*AIM*: Bring together all lines of the material below that contain the string "JSON".

*EXERCISE INPUTS*:

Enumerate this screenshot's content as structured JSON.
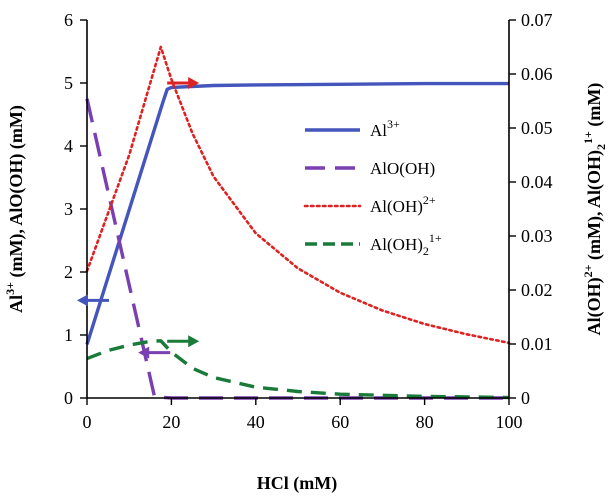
{
  "chart_data": {
    "type": "line",
    "xlabel": "HCl (mM)",
    "ylabel_left": "Al3+ (mM), AlO(OH) (mM)",
    "ylabel_right": "Al(OH)2+ (mM), Al(OH)2 1+ (mM)",
    "x_axis": {
      "min": 0,
      "max": 100,
      "ticks": [
        0,
        20,
        40,
        60,
        80,
        100
      ]
    },
    "y_left": {
      "min": 0,
      "max": 6,
      "ticks": [
        0,
        1,
        2,
        3,
        4,
        5,
        6
      ]
    },
    "y_right": {
      "min": 0,
      "max": 0.07,
      "ticks": [
        "0",
        "0.01",
        "0.02",
        "0.03",
        "0.04",
        "0.05",
        "0.06",
        "0.07"
      ]
    },
    "legend_position": "right-center",
    "series": [
      {
        "name": "Al3+",
        "axis": "left",
        "style": "solid",
        "color": "#4455bb",
        "x": [
          0,
          18,
          19,
          20,
          30,
          40,
          60,
          80,
          100
        ],
        "y": [
          0.85,
          4.7,
          4.9,
          4.93,
          4.96,
          4.97,
          4.98,
          4.99,
          4.99
        ]
      },
      {
        "name": "AlO(OH)",
        "axis": "left",
        "style": "dashed",
        "color": "#7a3fb0",
        "x": [
          0,
          16,
          20,
          40,
          60,
          80,
          100
        ],
        "y": [
          4.75,
          0.02,
          0,
          0,
          0,
          0,
          0
        ]
      },
      {
        "name": "Al(OH)2+",
        "axis": "right",
        "style": "dotted",
        "color": "#dd2222",
        "x": [
          0,
          10,
          17.5,
          20,
          25,
          30,
          40,
          50,
          60,
          70,
          80,
          90,
          100
        ],
        "y": [
          0.0235,
          0.045,
          0.065,
          0.059,
          0.049,
          0.041,
          0.0305,
          0.024,
          0.0195,
          0.0162,
          0.0137,
          0.0118,
          0.0102
        ]
      },
      {
        "name": "Al(OH)21+",
        "axis": "right",
        "style": "dashed",
        "color": "#1a7a3a",
        "x": [
          0,
          5,
          10,
          15,
          17.5,
          20,
          25,
          30,
          40,
          50,
          60,
          70,
          80,
          90,
          100
        ],
        "y": [
          0.0073,
          0.0088,
          0.0098,
          0.0105,
          0.0106,
          0.0085,
          0.0055,
          0.0038,
          0.002,
          0.0012,
          0.0007,
          0.0005,
          0.0003,
          0.0002,
          0.0001
        ]
      }
    ],
    "legend": [
      {
        "base": "Al",
        "sup": "3+",
        "style": "solid",
        "color": "#4455bb"
      },
      {
        "base": "AlO(OH)",
        "style": "dashed",
        "color": "#7a3fb0"
      },
      {
        "base": "Al(OH)",
        "sup": "2+",
        "style": "dotted",
        "color": "#dd2222"
      },
      {
        "base": "Al(OH)",
        "sub": "2",
        "sup": "1+",
        "style": "dashed",
        "color": "#1a7a3a"
      }
    ],
    "axis_arrows": [
      {
        "direction": "left",
        "color": "#4455bb",
        "x": 0,
        "y_left": 1.55
      },
      {
        "direction": "left",
        "color": "#7a3fb0",
        "x": 14.5,
        "y_left": 0.72
      },
      {
        "direction": "right",
        "color": "#dd2222",
        "x": 19,
        "y_left": 5.0
      },
      {
        "direction": "right",
        "color": "#1a7a3a",
        "x": 19,
        "y_left": 0.9
      }
    ]
  }
}
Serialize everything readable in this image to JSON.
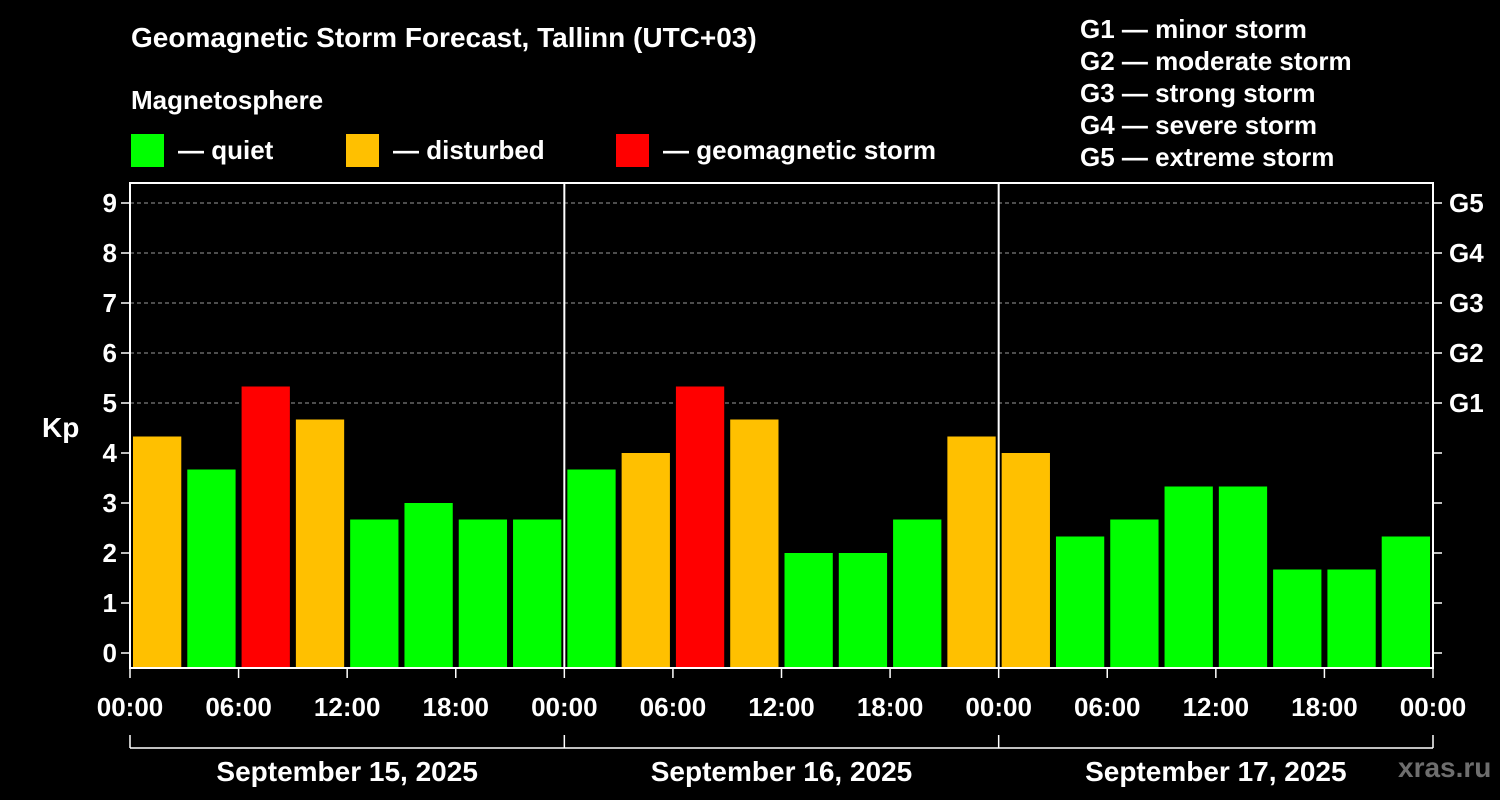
{
  "chart_data": {
    "type": "bar",
    "title": "Geomagnetic Storm Forecast, Tallinn (UTC+03)",
    "subtitle": "Magnetosphere",
    "ylabel": "Kp",
    "ylim": [
      -0.3,
      9.4
    ],
    "yticks": [
      "0",
      "1",
      "2",
      "3",
      "4",
      "5",
      "6",
      "7",
      "8",
      "9"
    ],
    "right_axis_labels": [
      {
        "kp": 5,
        "label": "G1"
      },
      {
        "kp": 6,
        "label": "G2"
      },
      {
        "kp": 7,
        "label": "G3"
      },
      {
        "kp": 8,
        "label": "G4"
      },
      {
        "kp": 9,
        "label": "G5"
      }
    ],
    "xtick_labels": [
      "00:00",
      "06:00",
      "12:00",
      "18:00",
      "00:00",
      "06:00",
      "12:00",
      "18:00",
      "00:00",
      "06:00",
      "12:00",
      "18:00",
      "00:00"
    ],
    "days": [
      "September 15, 2025",
      "September 16, 2025",
      "September 17, 2025"
    ],
    "bar_hours": [
      "00:00-03:00",
      "03:00-06:00",
      "06:00-09:00",
      "09:00-12:00",
      "12:00-15:00",
      "15:00-18:00",
      "18:00-21:00",
      "21:00-24:00"
    ],
    "values": [
      [
        4.33,
        3.67,
        5.33,
        4.67,
        2.67,
        3.0,
        2.67,
        2.67
      ],
      [
        3.67,
        4.0,
        5.33,
        4.67,
        2.0,
        2.0,
        2.67,
        4.33
      ],
      [
        4.0,
        2.33,
        2.67,
        3.33,
        3.33,
        1.67,
        1.67,
        2.33
      ]
    ],
    "status": [
      [
        "disturbed",
        "quiet",
        "storm",
        "disturbed",
        "quiet",
        "quiet",
        "quiet",
        "quiet"
      ],
      [
        "quiet",
        "disturbed",
        "storm",
        "disturbed",
        "quiet",
        "quiet",
        "quiet",
        "disturbed"
      ],
      [
        "disturbed",
        "quiet",
        "quiet",
        "quiet",
        "quiet",
        "quiet",
        "quiet",
        "quiet"
      ]
    ],
    "colors": {
      "quiet": "#00ff00",
      "disturbed": "#ffc000",
      "storm": "#ff0000"
    },
    "grid": true
  },
  "legend": {
    "quiet": "— quiet",
    "disturbed": "— disturbed",
    "storm": "— geomagnetic storm"
  },
  "g_scale": [
    "G1 — minor storm",
    "G2 — moderate storm",
    "G3 — strong storm",
    "G4 — severe storm",
    "G5 — extreme storm"
  ],
  "watermark": "xras.ru"
}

*THE OUTPUT*:
Enumerate this screenshot's content as structured JSON.
Serialize everything readable in this image to JSON.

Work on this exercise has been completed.